**Stored rows**:
****
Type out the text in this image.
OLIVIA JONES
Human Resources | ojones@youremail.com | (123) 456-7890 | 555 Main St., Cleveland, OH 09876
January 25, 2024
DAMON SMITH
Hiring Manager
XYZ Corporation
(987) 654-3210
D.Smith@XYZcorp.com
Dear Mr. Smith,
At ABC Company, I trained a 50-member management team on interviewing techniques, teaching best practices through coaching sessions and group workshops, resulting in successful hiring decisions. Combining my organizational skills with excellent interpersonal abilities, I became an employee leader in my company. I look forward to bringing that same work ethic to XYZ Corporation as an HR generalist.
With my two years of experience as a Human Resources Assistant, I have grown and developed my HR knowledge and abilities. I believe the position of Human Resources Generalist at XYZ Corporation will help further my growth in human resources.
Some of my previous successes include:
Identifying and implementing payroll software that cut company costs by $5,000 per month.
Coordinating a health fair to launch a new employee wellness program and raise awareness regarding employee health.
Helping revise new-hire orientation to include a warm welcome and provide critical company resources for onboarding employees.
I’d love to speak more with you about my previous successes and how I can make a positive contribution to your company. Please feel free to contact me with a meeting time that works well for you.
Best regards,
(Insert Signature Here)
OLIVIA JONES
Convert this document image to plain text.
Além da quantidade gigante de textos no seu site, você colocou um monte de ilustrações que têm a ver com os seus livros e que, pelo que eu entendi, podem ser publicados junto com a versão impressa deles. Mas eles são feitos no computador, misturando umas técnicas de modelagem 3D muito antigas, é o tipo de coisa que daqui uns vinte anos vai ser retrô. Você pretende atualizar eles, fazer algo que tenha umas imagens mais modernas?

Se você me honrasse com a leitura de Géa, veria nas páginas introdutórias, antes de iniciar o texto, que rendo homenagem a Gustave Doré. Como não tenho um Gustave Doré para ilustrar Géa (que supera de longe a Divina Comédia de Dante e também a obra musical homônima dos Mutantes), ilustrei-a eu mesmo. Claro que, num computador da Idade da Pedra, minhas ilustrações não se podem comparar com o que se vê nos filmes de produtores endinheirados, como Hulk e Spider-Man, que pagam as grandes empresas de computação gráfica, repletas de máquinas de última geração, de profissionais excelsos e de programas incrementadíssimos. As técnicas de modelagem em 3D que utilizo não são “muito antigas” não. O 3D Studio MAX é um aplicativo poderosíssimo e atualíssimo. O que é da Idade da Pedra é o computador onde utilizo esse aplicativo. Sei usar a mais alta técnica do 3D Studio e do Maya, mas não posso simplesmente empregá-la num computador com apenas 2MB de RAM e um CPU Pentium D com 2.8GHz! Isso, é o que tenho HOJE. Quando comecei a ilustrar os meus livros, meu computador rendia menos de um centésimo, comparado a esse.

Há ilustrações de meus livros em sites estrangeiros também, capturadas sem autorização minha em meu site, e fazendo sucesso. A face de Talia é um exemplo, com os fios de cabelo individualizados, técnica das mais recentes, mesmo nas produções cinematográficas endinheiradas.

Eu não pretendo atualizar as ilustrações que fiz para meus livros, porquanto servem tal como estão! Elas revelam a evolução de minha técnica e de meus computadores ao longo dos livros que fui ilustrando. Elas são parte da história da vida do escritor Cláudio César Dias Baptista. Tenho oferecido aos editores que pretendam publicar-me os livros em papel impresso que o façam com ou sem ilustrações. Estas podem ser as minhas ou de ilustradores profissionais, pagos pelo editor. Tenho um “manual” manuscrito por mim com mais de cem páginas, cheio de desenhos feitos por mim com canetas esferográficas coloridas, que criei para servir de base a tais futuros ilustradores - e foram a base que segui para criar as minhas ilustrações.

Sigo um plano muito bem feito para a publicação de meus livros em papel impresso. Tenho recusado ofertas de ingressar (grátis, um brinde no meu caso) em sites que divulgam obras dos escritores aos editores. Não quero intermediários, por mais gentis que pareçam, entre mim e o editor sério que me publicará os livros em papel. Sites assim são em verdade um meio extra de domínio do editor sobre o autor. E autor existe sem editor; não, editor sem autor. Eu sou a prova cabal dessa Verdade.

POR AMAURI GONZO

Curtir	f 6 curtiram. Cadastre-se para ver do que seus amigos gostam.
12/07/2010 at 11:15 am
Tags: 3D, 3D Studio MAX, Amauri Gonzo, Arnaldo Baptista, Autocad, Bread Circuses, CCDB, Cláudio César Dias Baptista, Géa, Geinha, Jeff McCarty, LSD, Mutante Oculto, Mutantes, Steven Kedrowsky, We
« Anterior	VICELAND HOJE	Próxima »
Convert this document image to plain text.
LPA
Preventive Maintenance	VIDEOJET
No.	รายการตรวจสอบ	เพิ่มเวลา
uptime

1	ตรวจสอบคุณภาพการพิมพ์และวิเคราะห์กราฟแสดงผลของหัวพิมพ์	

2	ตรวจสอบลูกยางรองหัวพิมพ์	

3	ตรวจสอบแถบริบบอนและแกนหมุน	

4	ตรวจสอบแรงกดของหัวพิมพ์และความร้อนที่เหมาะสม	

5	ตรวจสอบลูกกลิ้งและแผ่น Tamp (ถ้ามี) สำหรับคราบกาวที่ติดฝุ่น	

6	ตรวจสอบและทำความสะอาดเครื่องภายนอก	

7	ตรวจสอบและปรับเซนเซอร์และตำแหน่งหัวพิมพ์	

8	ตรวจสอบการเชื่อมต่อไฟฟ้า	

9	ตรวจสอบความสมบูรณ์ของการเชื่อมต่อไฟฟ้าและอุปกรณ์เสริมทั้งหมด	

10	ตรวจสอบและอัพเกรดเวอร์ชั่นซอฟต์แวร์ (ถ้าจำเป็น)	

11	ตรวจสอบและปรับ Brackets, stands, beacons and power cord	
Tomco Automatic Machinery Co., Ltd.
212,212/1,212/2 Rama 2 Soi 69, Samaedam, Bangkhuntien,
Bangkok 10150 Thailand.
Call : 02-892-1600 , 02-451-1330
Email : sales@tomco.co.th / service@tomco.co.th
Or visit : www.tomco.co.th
****
**Challenge**:
Determine how many lines of the listing above include the word "อไฟฟ", and report that number only.

**Answer to this exercise**:
2